No images are to be carried over; print all other material exactly as it stands.

• • • • •

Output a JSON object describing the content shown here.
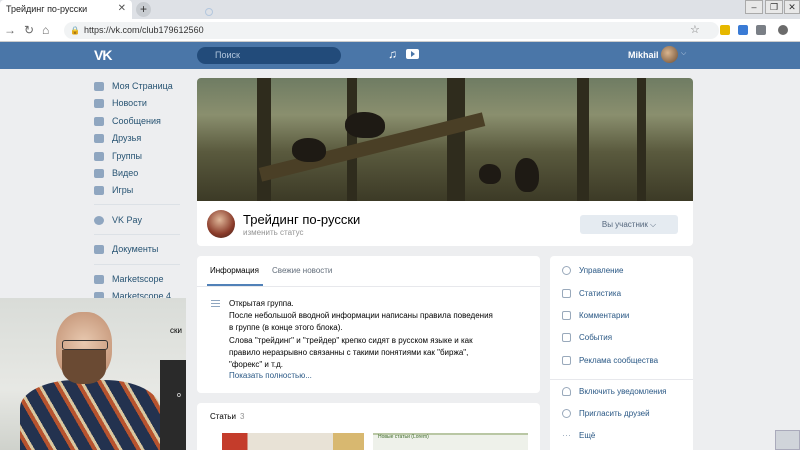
{
  "browser": {
    "tab_title": "Трейдинг по-русски",
    "tab_close": "✕",
    "new_tab": "+",
    "url": "https://vk.com/club179612560"
  },
  "vk": {
    "search_placeholder": "Поиск",
    "username": "Mikhail"
  },
  "menu": [
    {
      "label": "Моя Страница"
    },
    {
      "label": "Новости"
    },
    {
      "label": "Сообщения"
    },
    {
      "label": "Друзья"
    },
    {
      "label": "Группы"
    },
    {
      "label": "Видео"
    },
    {
      "label": "Игры"
    },
    {
      "label": "VK Pay"
    },
    {
      "label": "Документы"
    },
    {
      "label": "Marketscope"
    },
    {
      "label": "Marketscope 4"
    }
  ],
  "group": {
    "name": "Трейдинг по-русски",
    "status": "изменить статус",
    "member_button": "Вы участник ⌵"
  },
  "info": {
    "tabs": [
      "Информация",
      "Свежие новости"
    ],
    "lines": [
      "Открытая группа.",
      "После небольшой вводной информации написаны правила поведения",
      "в группе (в конце этого блока).",
      "Слова \"трейдинг\" и \"трейдер\" крепко сидят в русском языке и как",
      "правило неразрывно связанны с такими понятиями как \"биржа\",",
      "\"форекс\" и т.д."
    ],
    "show_more": "Показать полностью..."
  },
  "articles": {
    "title": "Статьи",
    "count": "3",
    "card2_text": "Новые статьи (Lorem)"
  },
  "right_menu": [
    "Управление",
    "Статистика",
    "Комментарии",
    "События",
    "Реклама сообщества",
    "Включить уведомления",
    "Пригласить друзей",
    "Ещё"
  ],
  "webcam": {
    "cut_text": "ски",
    "cut_text2": "о"
  }
}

• • • • •

ANSWER TO THIS TASK -
Output a JSON object describing the content shown here.
{
  "browser": {
    "tab_title": "Трейдинг по-русски",
    "tab_close": "✕",
    "new_tab": "+",
    "url": "https://vk.com/club179612560"
  },
  "vk": {
    "search_placeholder": "Поиск",
    "username": "Mikhail"
  },
  "menu": [
    {
      "label": "Моя Страница"
    },
    {
      "label": "Новости"
    },
    {
      "label": "Сообщения"
    },
    {
      "label": "Друзья"
    },
    {
      "label": "Группы"
    },
    {
      "label": "Видео"
    },
    {
      "label": "Игры"
    },
    {
      "label": "VK Pay"
    },
    {
      "label": "Документы"
    },
    {
      "label": "Marketscope"
    },
    {
      "label": "Marketscope 4"
    }
  ],
  "group": {
    "name": "Трейдинг по-русски",
    "status": "изменить статус",
    "member_button": "Вы участник ⌵"
  },
  "info": {
    "tabs": [
      "Информация",
      "Свежие новости"
    ],
    "lines": [
      "Открытая группа.",
      "После небольшой вводной информации написаны правила поведения",
      "в группе (в конце этого блока).",
      "Слова \"трейдинг\" и \"трейдер\" крепко сидят в русском языке и как",
      "правило неразрывно связанны с такими понятиями как \"биржа\",",
      "\"форекс\" и т.д."
    ],
    "show_more": "Показать полностью..."
  },
  "articles": {
    "title": "Статьи",
    "count": "3",
    "card2_text": "Новые статьи (Lorem)"
  },
  "right_menu": [
    "Управление",
    "Статистика",
    "Комментарии",
    "События",
    "Реклама сообщества",
    "Включить уведомления",
    "Пригласить друзей",
    "Ещё"
  ],
  "webcam": {
    "cut_text": "ски",
    "cut_text2": "о"
  }
}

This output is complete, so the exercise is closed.